(Figure content listings)
* begin *

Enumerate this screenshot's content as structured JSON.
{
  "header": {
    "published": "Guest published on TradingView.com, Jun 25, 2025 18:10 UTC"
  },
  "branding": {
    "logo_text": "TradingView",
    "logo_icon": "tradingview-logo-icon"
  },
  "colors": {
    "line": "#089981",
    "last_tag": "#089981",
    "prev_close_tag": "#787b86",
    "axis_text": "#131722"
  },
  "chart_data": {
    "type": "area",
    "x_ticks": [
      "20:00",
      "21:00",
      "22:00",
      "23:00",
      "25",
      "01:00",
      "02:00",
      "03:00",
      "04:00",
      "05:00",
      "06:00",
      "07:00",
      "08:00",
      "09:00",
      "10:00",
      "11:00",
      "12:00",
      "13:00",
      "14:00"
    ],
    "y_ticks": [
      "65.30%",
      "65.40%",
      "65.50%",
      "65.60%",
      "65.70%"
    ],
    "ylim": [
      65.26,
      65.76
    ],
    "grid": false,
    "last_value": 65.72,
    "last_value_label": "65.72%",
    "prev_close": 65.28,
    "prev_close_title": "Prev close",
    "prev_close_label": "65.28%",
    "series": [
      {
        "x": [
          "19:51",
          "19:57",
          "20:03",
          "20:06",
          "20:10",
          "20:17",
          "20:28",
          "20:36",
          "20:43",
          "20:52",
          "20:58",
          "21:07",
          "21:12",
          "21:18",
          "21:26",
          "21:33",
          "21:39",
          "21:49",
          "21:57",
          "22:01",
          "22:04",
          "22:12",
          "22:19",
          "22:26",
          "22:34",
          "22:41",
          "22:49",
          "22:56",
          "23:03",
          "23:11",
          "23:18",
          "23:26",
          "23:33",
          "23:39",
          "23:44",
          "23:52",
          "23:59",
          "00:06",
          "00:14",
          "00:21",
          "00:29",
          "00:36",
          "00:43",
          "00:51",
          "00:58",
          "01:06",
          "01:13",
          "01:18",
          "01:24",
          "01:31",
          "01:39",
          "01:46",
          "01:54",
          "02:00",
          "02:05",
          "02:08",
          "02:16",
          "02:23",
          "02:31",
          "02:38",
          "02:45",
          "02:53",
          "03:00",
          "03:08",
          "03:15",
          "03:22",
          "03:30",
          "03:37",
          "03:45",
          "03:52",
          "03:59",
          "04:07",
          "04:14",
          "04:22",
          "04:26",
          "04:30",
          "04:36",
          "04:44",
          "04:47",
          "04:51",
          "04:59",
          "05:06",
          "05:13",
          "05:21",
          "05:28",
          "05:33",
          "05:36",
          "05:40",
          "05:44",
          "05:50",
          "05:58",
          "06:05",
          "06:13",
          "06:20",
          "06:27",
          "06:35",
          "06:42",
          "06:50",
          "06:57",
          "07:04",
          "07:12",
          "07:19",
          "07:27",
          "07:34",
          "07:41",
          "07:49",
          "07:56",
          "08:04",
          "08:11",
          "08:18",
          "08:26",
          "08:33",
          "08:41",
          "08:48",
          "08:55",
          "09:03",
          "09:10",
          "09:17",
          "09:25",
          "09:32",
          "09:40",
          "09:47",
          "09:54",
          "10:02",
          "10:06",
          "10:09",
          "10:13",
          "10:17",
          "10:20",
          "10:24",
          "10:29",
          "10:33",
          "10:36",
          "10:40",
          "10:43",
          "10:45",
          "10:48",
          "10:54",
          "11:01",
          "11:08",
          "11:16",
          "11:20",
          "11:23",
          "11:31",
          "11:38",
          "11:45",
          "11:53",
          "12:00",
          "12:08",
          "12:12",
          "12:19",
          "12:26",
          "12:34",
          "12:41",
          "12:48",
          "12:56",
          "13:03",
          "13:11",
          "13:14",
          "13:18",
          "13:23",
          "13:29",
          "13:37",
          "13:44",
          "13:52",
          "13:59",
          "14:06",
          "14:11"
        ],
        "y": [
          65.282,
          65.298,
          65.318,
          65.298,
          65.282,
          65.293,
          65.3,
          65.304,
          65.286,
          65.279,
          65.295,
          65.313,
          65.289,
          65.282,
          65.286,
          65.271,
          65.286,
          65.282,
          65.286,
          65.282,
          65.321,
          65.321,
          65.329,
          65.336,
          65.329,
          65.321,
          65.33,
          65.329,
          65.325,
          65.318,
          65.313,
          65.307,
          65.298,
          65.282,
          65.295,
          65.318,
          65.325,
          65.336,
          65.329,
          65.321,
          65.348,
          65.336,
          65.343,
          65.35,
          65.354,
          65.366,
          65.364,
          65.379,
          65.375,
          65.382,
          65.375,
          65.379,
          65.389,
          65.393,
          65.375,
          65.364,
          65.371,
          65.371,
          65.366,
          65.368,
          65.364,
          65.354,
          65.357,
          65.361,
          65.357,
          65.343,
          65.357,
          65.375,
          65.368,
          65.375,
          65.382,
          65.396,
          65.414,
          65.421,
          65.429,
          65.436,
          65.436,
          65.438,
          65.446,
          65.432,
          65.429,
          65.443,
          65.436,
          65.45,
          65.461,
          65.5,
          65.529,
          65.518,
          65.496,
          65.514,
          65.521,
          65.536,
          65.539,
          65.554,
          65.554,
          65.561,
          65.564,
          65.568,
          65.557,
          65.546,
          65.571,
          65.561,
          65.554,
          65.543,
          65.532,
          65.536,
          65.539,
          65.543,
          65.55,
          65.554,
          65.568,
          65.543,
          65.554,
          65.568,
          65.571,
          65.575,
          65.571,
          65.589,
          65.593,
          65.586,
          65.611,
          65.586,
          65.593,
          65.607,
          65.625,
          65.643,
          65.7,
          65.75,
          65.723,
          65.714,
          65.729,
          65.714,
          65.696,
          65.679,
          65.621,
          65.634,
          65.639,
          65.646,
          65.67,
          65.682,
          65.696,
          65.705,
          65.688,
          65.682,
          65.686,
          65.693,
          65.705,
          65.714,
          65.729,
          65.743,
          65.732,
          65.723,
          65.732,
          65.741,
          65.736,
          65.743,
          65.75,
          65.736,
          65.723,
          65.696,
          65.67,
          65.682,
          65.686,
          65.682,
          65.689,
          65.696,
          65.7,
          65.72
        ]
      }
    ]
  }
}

* end *

▸ **Exercise brief**: Write out the whole listing exactly.

▸ **The result**:
Enumerate this screenshot's content as structured JSON.
{
  "header": {
    "published": "Guest published on TradingView.com, Jun 25, 2025 18:10 UTC"
  },
  "branding": {
    "logo_text": "TradingView",
    "logo_icon": "tradingview-logo-icon"
  },
  "colors": {
    "line": "#089981",
    "last_tag": "#089981",
    "prev_close_tag": "#787b86",
    "axis_text": "#131722"
  },
  "chart_data": {
    "type": "area",
    "x_ticks": [
      "20:00",
      "21:00",
      "22:00",
      "23:00",
      "25",
      "01:00",
      "02:00",
      "03:00",
      "04:00",
      "05:00",
      "06:00",
      "07:00",
      "08:00",
      "09:00",
      "10:00",
      "11:00",
      "12:00",
      "13:00",
      "14:00"
    ],
    "y_ticks": [
      "65.30%",
      "65.40%",
      "65.50%",
      "65.60%",
      "65.70%"
    ],
    "ylim": [
      65.26,
      65.76
    ],
    "grid": false,
    "last_value": 65.72,
    "last_value_label": "65.72%",
    "prev_close": 65.28,
    "prev_close_title": "Prev close",
    "prev_close_label": "65.28%",
    "series": [
      {
        "x": [
          "19:51",
          "19:57",
          "20:03",
          "20:06",
          "20:10",
          "20:17",
          "20:28",
          "20:36",
          "20:43",
          "20:52",
          "20:58",
          "21:07",
          "21:12",
          "21:18",
          "21:26",
          "21:33",
          "21:39",
          "21:49",
          "21:57",
          "22:01",
          "22:04",
          "22:12",
          "22:19",
          "22:26",
          "22:34",
          "22:41",
          "22:49",
          "22:56",
          "23:03",
          "23:11",
          "23:18",
          "23:26",
          "23:33",
          "23:39",
          "23:44",
          "23:52",
          "23:59",
          "00:06",
          "00:14",
          "00:21",
          "00:29",
          "00:36",
          "00:43",
          "00:51",
          "00:58",
          "01:06",
          "01:13",
          "01:18",
          "01:24",
          "01:31",
          "01:39",
          "01:46",
          "01:54",
          "02:00",
          "02:05",
          "02:08",
          "02:16",
          "02:23",
          "02:31",
          "02:38",
          "02:45",
          "02:53",
          "03:00",
          "03:08",
          "03:15",
          "03:22",
          "03:30",
          "03:37",
          "03:45",
          "03:52",
          "03:59",
          "04:07",
          "04:14",
          "04:22",
          "04:26",
          "04:30",
          "04:36",
          "04:44",
          "04:47",
          "04:51",
          "04:59",
          "05:06",
          "05:13",
          "05:21",
          "05:28",
          "05:33",
          "05:36",
          "05:40",
          "05:44",
          "05:50",
          "05:58",
          "06:05",
          "06:13",
          "06:20",
          "06:27",
          "06:35",
          "06:42",
          "06:50",
          "06:57",
          "07:04",
          "07:12",
          "07:19",
          "07:27",
          "07:34",
          "07:41",
          "07:49",
          "07:56",
          "08:04",
          "08:11",
          "08:18",
          "08:26",
          "08:33",
          "08:41",
          "08:48",
          "08:55",
          "09:03",
          "09:10",
          "09:17",
          "09:25",
          "09:32",
          "09:40",
          "09:47",
          "09:54",
          "10:02",
          "10:06",
          "10:09",
          "10:13",
          "10:17",
          "10:20",
          "10:24",
          "10:29",
          "10:33",
          "10:36",
          "10:40",
          "10:43",
          "10:45",
          "10:48",
          "10:54",
          "11:01",
          "11:08",
          "11:16",
          "11:20",
          "11:23",
          "11:31",
          "11:38",
          "11:45",
          "11:53",
          "12:00",
          "12:08",
          "12:12",
          "12:19",
          "12:26",
          "12:34",
          "12:41",
          "12:48",
          "12:56",
          "13:03",
          "13:11",
          "13:14",
          "13:18",
          "13:23",
          "13:29",
          "13:37",
          "13:44",
          "13:52",
          "13:59",
          "14:06",
          "14:11"
        ],
        "y": [
          65.282,
          65.298,
          65.318,
          65.298,
          65.282,
          65.293,
          65.3,
          65.304,
          65.286,
          65.279,
          65.295,
          65.313,
          65.289,
          65.282,
          65.286,
          65.271,
          65.286,
          65.282,
          65.286,
          65.282,
          65.321,
          65.321,
          65.329,
          65.336,
          65.329,
          65.321,
          65.33,
          65.329,
          65.325,
          65.318,
          65.313,
          65.307,
          65.298,
          65.282,
          65.295,
          65.318,
          65.325,
          65.336,
          65.329,
          65.321,
          65.348,
          65.336,
          65.343,
          65.35,
          65.354,
          65.366,
          65.364,
          65.379,
          65.375,
          65.382,
          65.375,
          65.379,
          65.389,
          65.393,
          65.375,
          65.364,
          65.371,
          65.371,
          65.366,
          65.368,
          65.364,
          65.354,
          65.357,
          65.361,
          65.357,
          65.343,
          65.357,
          65.375,
          65.368,
          65.375,
          65.382,
          65.396,
          65.414,
          65.421,
          65.429,
          65.436,
          65.436,
          65.438,
          65.446,
          65.432,
          65.429,
          65.443,
          65.436,
          65.45,
          65.461,
          65.5,
          65.529,
          65.518,
          65.496,
          65.514,
          65.521,
          65.536,
          65.539,
          65.554,
          65.554,
          65.561,
          65.564,
          65.568,
          65.557,
          65.546,
          65.571,
          65.561,
          65.554,
          65.543,
          65.532,
          65.536,
          65.539,
          65.543,
          65.55,
          65.554,
          65.568,
          65.543,
          65.554,
          65.568,
          65.571,
          65.575,
          65.571,
          65.589,
          65.593,
          65.586,
          65.611,
          65.586,
          65.593,
          65.607,
          65.625,
          65.643,
          65.7,
          65.75,
          65.723,
          65.714,
          65.729,
          65.714,
          65.696,
          65.679,
          65.621,
          65.634,
          65.639,
          65.646,
          65.67,
          65.682,
          65.696,
          65.705,
          65.688,
          65.682,
          65.686,
          65.693,
          65.705,
          65.714,
          65.729,
          65.743,
          65.732,
          65.723,
          65.732,
          65.741,
          65.736,
          65.743,
          65.75,
          65.736,
          65.723,
          65.696,
          65.67,
          65.682,
          65.686,
          65.682,
          65.689,
          65.696,
          65.7,
          65.72
        ]
      }
    ]
  }
}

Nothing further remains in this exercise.